• What is asked: Extract every record, keeping each one exactly as it is.

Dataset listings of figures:
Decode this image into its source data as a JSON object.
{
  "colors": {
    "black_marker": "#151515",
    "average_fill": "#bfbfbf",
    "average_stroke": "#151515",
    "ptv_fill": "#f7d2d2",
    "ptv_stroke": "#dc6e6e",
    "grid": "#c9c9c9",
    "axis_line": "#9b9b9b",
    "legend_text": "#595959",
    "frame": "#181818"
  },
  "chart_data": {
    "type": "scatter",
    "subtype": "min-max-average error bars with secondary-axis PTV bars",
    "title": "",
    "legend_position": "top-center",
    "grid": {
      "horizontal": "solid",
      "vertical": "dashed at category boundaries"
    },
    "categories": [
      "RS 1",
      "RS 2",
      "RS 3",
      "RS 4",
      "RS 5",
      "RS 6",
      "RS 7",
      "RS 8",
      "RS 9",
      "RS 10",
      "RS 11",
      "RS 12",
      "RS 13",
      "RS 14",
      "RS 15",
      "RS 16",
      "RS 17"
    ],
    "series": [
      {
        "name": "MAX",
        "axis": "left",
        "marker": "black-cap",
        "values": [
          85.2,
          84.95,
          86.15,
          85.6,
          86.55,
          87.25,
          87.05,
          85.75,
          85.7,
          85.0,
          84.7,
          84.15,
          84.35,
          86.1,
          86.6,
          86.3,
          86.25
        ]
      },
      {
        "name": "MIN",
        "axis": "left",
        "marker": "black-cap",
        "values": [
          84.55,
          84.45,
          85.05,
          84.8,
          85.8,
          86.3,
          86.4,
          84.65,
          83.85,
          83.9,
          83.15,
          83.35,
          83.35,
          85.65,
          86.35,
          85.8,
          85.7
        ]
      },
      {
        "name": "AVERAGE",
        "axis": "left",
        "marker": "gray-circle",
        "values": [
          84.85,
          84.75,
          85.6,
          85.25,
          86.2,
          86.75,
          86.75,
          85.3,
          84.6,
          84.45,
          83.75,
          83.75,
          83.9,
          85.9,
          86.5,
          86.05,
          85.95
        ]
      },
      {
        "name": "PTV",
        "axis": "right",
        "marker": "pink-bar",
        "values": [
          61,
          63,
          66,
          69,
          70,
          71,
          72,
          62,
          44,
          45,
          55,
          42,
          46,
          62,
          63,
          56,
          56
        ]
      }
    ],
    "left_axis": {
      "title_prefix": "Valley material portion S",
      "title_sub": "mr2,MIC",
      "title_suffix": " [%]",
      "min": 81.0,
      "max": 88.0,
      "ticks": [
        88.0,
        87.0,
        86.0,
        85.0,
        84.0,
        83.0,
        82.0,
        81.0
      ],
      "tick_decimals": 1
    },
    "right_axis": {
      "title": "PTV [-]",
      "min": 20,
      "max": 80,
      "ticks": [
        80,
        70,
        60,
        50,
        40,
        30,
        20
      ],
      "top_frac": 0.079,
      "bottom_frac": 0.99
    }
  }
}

• Answer to the problem:
Decode this image into its source data as a JSON object.
{
  "colors": {
    "black_marker": "#151515",
    "average_fill": "#bfbfbf",
    "average_stroke": "#151515",
    "ptv_fill": "#f7d2d2",
    "ptv_stroke": "#dc6e6e",
    "grid": "#c9c9c9",
    "axis_line": "#9b9b9b",
    "legend_text": "#595959",
    "frame": "#181818"
  },
  "chart_data": {
    "type": "scatter",
    "subtype": "min-max-average error bars with secondary-axis PTV bars",
    "title": "",
    "legend_position": "top-center",
    "grid": {
      "horizontal": "solid",
      "vertical": "dashed at category boundaries"
    },
    "categories": [
      "RS 1",
      "RS 2",
      "RS 3",
      "RS 4",
      "RS 5",
      "RS 6",
      "RS 7",
      "RS 8",
      "RS 9",
      "RS 10",
      "RS 11",
      "RS 12",
      "RS 13",
      "RS 14",
      "RS 15",
      "RS 16",
      "RS 17"
    ],
    "series": [
      {
        "name": "MAX",
        "axis": "left",
        "marker": "black-cap",
        "values": [
          85.2,
          84.95,
          86.15,
          85.6,
          86.55,
          87.25,
          87.05,
          85.75,
          85.7,
          85.0,
          84.7,
          84.15,
          84.35,
          86.1,
          86.6,
          86.3,
          86.25
        ]
      },
      {
        "name": "MIN",
        "axis": "left",
        "marker": "black-cap",
        "values": [
          84.55,
          84.45,
          85.05,
          84.8,
          85.8,
          86.3,
          86.4,
          84.65,
          83.85,
          83.9,
          83.15,
          83.35,
          83.35,
          85.65,
          86.35,
          85.8,
          85.7
        ]
      },
      {
        "name": "AVERAGE",
        "axis": "left",
        "marker": "gray-circle",
        "values": [
          84.85,
          84.75,
          85.6,
          85.25,
          86.2,
          86.75,
          86.75,
          85.3,
          84.6,
          84.45,
          83.75,
          83.75,
          83.9,
          85.9,
          86.5,
          86.05,
          85.95
        ]
      },
      {
        "name": "PTV",
        "axis": "right",
        "marker": "pink-bar",
        "values": [
          61,
          63,
          66,
          69,
          70,
          71,
          72,
          62,
          44,
          45,
          55,
          42,
          46,
          62,
          63,
          56,
          56
        ]
      }
    ],
    "left_axis": {
      "title_prefix": "Valley material portion S",
      "title_sub": "mr2,MIC",
      "title_suffix": " [%]",
      "min": 81.0,
      "max": 88.0,
      "ticks": [
        88.0,
        87.0,
        86.0,
        85.0,
        84.0,
        83.0,
        82.0,
        81.0
      ],
      "tick_decimals": 1
    },
    "right_axis": {
      "title": "PTV [-]",
      "min": 20,
      "max": 80,
      "ticks": [
        80,
        70,
        60,
        50,
        40,
        30,
        20
      ],
      "top_frac": 0.079,
      "bottom_frac": 0.99
    }
  }
}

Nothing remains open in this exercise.